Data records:
********

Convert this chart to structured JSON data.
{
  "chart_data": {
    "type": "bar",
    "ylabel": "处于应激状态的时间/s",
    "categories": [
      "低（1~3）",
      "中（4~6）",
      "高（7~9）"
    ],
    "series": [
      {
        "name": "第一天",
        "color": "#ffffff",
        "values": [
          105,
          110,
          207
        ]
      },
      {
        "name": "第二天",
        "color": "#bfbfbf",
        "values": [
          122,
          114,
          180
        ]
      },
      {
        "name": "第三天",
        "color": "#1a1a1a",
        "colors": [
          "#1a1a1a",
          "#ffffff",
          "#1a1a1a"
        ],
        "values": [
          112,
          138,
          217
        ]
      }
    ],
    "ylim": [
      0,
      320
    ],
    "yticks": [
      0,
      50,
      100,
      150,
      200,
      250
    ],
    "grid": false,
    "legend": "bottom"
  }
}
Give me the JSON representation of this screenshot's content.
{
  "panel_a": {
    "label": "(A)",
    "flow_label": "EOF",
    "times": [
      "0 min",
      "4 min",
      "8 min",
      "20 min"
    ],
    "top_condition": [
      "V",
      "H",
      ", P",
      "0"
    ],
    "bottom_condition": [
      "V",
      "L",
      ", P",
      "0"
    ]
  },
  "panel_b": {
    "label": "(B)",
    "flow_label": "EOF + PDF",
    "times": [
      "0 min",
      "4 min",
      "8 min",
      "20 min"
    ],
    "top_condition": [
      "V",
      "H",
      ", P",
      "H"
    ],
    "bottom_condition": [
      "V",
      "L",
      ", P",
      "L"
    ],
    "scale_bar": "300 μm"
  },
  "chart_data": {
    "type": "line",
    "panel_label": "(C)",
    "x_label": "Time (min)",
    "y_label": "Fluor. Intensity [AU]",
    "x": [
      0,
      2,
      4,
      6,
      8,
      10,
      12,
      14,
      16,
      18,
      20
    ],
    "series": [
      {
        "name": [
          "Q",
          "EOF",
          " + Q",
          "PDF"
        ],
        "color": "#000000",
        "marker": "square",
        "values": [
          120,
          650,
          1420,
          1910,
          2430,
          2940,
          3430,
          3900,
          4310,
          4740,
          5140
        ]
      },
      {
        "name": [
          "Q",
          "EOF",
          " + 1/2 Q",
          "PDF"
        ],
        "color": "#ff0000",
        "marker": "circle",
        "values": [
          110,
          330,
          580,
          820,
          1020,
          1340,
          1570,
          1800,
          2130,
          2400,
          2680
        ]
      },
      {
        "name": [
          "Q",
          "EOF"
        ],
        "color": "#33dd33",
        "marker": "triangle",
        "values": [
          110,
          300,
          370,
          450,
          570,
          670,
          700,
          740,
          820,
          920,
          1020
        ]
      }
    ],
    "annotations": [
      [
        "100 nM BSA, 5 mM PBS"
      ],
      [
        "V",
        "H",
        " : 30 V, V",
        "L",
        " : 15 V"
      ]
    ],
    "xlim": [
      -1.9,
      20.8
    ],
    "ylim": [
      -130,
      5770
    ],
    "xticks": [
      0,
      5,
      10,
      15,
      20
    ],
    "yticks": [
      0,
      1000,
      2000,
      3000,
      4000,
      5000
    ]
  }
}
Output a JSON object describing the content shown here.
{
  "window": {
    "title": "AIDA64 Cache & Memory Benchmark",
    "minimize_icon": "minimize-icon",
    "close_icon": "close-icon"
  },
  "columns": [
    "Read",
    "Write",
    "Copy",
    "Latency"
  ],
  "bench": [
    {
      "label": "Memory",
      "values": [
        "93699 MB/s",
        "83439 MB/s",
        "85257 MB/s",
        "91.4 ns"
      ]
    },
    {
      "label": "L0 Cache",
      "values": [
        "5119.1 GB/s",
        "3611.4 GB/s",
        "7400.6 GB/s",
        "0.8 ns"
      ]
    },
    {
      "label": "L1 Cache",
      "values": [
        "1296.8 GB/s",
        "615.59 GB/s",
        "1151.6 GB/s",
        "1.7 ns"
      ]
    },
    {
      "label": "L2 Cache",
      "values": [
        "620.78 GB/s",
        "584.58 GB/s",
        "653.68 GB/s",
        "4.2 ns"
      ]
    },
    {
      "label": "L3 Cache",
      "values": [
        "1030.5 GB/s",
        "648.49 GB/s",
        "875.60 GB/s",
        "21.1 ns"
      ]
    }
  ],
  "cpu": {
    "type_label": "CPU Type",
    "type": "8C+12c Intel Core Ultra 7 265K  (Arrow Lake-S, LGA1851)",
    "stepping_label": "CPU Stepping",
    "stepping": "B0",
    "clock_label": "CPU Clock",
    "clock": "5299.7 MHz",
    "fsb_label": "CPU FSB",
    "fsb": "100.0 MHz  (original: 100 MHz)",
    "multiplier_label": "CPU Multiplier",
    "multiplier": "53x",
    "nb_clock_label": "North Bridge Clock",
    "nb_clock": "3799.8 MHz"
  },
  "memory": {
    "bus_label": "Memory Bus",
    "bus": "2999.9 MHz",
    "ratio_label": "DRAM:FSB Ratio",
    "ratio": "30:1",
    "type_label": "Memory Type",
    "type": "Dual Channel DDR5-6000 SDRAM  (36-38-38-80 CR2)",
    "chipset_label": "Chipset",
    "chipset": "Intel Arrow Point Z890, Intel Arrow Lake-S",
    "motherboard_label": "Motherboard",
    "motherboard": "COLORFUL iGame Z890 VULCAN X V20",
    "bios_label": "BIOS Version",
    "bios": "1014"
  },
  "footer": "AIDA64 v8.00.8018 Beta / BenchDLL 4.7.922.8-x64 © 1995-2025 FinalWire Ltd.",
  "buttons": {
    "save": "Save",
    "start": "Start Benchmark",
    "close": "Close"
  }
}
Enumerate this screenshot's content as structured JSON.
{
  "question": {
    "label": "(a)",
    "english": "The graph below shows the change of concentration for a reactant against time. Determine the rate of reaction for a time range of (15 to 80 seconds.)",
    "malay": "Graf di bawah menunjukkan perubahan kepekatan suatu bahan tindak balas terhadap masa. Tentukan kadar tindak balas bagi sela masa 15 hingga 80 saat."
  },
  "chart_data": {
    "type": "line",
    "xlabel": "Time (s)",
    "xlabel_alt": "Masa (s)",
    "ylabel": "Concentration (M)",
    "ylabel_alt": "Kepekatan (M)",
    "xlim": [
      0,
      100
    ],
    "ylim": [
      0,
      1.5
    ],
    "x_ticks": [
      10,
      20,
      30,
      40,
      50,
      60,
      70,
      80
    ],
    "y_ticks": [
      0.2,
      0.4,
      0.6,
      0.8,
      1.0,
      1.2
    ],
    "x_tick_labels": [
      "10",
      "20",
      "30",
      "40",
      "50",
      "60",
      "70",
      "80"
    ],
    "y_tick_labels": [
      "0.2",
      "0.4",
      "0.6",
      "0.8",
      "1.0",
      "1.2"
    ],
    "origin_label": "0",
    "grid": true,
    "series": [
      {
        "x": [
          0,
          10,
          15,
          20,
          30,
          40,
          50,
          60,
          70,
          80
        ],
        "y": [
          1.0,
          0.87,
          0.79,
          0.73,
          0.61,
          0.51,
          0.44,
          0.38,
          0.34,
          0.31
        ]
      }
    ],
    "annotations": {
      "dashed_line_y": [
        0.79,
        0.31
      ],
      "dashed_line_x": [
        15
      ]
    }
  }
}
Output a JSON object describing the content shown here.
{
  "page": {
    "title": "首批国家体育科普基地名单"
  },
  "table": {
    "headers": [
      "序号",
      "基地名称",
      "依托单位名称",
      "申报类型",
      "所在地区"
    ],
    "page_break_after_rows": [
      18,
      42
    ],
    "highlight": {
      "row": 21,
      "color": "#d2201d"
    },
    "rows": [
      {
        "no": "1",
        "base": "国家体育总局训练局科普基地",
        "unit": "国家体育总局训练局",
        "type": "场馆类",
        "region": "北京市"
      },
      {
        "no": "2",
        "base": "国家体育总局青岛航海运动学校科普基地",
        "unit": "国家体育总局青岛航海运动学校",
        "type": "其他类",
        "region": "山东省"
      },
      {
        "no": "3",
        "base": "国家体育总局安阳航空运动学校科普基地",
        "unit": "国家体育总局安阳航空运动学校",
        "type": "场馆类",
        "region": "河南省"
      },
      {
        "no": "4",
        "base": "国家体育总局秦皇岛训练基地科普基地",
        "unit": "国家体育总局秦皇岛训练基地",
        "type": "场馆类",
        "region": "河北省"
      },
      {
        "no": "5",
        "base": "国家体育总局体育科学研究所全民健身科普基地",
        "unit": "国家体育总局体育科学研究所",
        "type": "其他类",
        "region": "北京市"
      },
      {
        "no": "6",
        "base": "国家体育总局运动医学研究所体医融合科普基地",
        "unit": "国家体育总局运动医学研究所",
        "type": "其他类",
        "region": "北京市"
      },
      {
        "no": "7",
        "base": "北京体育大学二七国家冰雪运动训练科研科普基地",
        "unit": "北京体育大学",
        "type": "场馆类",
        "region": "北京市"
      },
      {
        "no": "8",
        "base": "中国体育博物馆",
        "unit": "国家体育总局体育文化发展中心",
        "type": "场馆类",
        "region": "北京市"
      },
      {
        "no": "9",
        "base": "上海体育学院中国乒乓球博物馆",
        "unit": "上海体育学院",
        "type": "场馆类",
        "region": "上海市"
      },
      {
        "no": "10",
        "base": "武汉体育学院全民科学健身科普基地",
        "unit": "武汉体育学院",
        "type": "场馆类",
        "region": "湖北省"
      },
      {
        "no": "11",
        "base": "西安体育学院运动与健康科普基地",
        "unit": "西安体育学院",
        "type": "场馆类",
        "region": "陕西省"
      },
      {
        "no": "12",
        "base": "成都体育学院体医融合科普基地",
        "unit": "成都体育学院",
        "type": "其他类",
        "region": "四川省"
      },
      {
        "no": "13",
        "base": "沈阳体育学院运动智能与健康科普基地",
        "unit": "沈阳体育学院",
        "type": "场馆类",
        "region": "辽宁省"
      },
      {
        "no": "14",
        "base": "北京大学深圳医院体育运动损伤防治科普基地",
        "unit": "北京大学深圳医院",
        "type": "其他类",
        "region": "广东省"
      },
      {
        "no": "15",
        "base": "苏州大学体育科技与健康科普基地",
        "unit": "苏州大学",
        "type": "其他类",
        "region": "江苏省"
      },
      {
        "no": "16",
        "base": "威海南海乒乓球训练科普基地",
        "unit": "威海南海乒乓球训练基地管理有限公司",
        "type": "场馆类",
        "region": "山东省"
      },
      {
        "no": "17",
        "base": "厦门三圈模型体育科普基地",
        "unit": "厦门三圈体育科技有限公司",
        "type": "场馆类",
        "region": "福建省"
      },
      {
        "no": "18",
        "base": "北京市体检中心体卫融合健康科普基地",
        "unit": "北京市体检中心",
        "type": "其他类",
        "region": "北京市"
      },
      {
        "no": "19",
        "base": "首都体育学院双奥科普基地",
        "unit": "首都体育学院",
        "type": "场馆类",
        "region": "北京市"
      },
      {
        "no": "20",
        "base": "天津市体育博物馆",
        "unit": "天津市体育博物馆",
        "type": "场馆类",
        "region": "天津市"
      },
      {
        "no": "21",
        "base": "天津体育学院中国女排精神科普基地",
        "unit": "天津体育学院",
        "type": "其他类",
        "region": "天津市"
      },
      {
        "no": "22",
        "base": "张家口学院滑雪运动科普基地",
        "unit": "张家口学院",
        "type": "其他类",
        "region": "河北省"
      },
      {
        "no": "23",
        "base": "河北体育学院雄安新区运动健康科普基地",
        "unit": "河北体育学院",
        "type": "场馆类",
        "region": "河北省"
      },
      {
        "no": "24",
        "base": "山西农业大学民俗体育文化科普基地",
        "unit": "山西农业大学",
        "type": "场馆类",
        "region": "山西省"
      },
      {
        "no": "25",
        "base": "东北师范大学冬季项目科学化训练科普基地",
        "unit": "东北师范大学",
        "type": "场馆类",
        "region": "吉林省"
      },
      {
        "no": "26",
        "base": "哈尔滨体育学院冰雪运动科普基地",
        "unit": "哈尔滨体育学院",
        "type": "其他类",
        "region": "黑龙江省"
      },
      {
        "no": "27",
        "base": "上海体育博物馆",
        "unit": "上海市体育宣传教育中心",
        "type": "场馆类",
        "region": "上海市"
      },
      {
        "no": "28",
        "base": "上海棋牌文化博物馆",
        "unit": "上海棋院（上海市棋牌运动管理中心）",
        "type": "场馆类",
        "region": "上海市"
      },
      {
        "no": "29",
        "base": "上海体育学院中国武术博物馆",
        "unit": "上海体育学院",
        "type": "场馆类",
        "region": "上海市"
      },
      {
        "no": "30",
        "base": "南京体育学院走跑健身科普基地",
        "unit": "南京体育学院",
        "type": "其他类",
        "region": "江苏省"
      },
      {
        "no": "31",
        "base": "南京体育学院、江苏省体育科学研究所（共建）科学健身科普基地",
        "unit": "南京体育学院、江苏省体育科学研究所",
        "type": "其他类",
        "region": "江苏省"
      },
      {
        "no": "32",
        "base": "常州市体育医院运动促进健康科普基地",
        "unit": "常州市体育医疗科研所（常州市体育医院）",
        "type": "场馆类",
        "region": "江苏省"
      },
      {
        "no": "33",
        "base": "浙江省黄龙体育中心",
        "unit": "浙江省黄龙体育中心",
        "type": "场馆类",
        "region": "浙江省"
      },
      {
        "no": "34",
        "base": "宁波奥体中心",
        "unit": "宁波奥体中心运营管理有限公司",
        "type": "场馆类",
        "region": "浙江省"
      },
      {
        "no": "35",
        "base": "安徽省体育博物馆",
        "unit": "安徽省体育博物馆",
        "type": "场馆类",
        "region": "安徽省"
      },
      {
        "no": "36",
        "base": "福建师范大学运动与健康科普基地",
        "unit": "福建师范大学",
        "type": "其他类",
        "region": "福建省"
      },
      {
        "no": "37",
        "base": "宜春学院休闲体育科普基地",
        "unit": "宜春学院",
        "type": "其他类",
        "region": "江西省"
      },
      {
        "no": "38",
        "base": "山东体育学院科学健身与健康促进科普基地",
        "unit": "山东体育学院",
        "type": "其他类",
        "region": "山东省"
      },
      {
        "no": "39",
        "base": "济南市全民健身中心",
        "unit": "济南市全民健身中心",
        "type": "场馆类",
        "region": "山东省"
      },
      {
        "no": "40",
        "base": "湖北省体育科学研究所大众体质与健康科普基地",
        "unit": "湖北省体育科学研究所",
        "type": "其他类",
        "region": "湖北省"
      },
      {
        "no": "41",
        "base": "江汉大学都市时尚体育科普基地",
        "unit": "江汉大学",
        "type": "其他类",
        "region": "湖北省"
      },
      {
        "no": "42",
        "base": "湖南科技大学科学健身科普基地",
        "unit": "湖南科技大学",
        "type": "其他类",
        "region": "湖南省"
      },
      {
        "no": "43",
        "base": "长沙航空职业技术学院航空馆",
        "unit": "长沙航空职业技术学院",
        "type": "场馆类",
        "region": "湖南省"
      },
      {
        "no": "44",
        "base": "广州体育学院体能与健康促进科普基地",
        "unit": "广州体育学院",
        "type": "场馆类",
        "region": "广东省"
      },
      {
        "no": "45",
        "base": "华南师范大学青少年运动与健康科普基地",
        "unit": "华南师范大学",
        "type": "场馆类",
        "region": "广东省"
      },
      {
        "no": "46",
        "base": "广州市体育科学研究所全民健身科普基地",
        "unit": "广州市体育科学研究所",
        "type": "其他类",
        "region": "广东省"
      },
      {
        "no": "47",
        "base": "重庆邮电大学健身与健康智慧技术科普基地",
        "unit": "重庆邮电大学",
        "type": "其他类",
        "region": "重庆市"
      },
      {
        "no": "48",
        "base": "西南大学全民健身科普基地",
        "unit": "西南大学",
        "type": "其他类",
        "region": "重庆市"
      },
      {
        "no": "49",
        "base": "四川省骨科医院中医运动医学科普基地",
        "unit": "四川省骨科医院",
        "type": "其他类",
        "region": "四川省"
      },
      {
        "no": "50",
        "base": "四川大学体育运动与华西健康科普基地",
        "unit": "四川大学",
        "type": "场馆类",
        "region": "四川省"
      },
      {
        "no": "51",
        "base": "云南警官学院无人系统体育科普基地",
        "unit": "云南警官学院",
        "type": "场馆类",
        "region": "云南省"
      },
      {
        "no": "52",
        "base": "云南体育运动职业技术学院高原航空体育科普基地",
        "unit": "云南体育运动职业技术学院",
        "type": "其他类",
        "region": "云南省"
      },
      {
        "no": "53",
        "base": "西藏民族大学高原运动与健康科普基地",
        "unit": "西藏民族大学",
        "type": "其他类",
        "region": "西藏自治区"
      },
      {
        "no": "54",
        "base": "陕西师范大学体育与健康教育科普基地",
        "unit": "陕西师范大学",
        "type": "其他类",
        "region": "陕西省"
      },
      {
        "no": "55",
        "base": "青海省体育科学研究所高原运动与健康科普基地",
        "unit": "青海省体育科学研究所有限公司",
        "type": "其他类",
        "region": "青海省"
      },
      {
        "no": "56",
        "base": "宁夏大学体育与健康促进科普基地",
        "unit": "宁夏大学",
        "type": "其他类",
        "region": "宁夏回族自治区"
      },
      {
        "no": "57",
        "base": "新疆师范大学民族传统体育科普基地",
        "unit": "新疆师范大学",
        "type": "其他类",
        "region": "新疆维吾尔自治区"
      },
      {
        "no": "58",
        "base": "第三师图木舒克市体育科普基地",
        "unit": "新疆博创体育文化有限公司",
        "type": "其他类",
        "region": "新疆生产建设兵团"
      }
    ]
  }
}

********

TASK BRIEF: From the data above, copy each line that holds "content".

EXERCISE ANSWER:
Give me the JSON representation of this screenshot's content.
Output a JSON object describing the content shown here.
Enumerate this screenshot's content as structured JSON.
Output a JSON object describing the content shown here.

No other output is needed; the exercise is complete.